Short exercise. Collect all the lines that mention the word "Araç".
Exercise materials start
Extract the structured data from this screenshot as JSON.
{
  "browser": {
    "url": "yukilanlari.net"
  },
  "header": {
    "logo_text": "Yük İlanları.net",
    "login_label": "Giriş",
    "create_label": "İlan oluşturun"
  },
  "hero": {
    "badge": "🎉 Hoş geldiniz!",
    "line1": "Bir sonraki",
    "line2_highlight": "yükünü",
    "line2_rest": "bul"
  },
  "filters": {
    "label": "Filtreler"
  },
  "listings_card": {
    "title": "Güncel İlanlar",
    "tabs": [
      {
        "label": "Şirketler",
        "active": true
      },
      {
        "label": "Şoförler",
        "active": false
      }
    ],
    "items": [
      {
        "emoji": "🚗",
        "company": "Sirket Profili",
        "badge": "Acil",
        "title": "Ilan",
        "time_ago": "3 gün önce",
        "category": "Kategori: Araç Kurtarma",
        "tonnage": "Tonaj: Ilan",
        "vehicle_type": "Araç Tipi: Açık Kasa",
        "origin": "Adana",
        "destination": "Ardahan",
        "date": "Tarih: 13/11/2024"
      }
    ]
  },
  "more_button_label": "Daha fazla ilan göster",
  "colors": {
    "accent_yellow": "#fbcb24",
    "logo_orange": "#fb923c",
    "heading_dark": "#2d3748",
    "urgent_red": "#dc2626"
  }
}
Exercise materials end
Exercise materials start
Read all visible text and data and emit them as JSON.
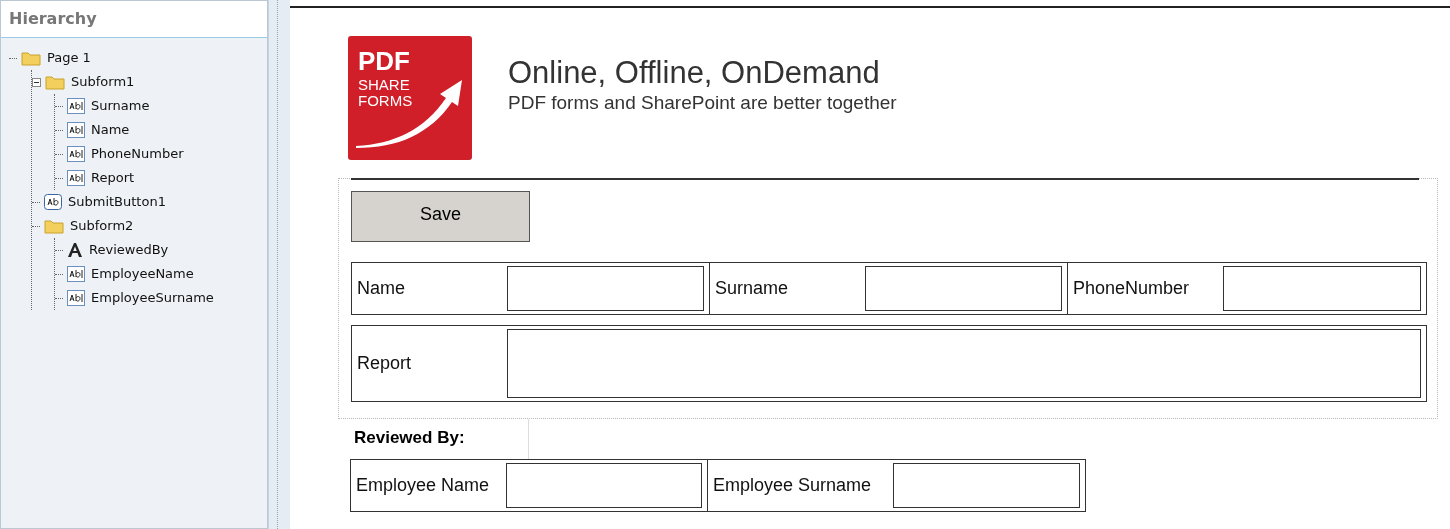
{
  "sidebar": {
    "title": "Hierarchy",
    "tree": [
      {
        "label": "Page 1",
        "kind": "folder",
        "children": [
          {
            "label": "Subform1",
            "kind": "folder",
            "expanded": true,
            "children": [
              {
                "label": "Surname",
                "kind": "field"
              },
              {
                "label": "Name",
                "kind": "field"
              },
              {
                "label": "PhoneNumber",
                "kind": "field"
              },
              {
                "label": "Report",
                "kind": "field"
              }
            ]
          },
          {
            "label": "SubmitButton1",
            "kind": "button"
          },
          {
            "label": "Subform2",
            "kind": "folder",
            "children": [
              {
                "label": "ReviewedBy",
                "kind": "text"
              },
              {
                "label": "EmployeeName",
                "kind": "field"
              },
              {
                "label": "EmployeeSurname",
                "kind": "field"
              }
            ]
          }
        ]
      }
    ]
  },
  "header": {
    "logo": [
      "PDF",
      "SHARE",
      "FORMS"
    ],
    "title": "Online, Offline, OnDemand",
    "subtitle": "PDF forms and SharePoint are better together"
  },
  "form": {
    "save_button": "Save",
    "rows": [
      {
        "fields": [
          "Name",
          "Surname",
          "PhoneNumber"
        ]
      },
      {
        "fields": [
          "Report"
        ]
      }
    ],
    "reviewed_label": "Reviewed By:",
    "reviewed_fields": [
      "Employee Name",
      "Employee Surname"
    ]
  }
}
Exercise materials end
Exercise materials start
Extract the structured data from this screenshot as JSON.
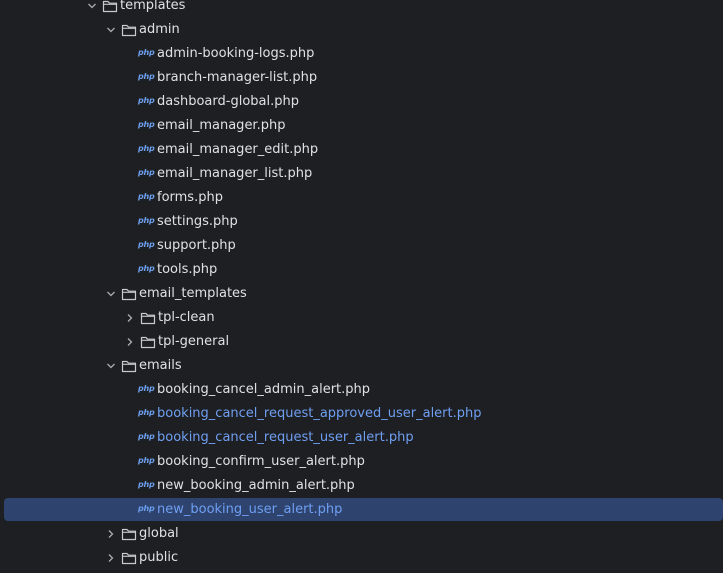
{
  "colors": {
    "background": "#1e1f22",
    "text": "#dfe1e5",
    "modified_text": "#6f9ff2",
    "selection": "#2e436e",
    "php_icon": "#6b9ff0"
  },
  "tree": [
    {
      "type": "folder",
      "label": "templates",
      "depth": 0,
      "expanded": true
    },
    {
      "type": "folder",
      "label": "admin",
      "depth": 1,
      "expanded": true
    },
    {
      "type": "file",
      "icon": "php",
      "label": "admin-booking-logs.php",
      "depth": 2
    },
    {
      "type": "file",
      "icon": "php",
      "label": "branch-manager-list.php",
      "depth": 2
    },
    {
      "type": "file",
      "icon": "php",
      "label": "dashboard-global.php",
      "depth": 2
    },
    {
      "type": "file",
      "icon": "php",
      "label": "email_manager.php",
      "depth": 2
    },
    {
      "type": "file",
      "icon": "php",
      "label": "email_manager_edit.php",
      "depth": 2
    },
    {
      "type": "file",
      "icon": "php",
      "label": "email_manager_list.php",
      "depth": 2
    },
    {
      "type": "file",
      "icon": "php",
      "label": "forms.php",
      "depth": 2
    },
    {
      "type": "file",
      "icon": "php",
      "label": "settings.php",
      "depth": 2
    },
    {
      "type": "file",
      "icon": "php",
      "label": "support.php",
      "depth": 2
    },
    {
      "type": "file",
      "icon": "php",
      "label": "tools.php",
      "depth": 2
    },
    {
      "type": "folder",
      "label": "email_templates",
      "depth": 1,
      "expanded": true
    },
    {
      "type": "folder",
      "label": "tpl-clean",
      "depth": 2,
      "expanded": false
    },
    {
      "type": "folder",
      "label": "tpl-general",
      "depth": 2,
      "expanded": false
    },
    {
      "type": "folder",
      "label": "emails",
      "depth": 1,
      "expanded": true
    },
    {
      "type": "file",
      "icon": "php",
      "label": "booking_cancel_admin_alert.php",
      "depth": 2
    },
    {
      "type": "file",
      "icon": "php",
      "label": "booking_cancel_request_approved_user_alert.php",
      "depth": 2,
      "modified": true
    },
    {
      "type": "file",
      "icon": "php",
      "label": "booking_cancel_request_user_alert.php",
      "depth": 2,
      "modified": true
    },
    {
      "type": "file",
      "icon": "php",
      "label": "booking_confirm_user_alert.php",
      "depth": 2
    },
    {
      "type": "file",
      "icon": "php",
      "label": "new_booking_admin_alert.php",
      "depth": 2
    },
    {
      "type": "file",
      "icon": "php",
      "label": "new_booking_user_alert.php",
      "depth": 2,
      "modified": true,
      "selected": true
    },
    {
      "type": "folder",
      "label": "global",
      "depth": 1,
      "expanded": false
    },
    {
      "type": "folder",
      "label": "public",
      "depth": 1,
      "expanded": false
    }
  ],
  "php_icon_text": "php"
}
Exercise materials end
Solved exercise.
        "category": "Kategori: Araç Kurtarma",
        "vehicle_type": "Araç Tipi: Açık Kasa",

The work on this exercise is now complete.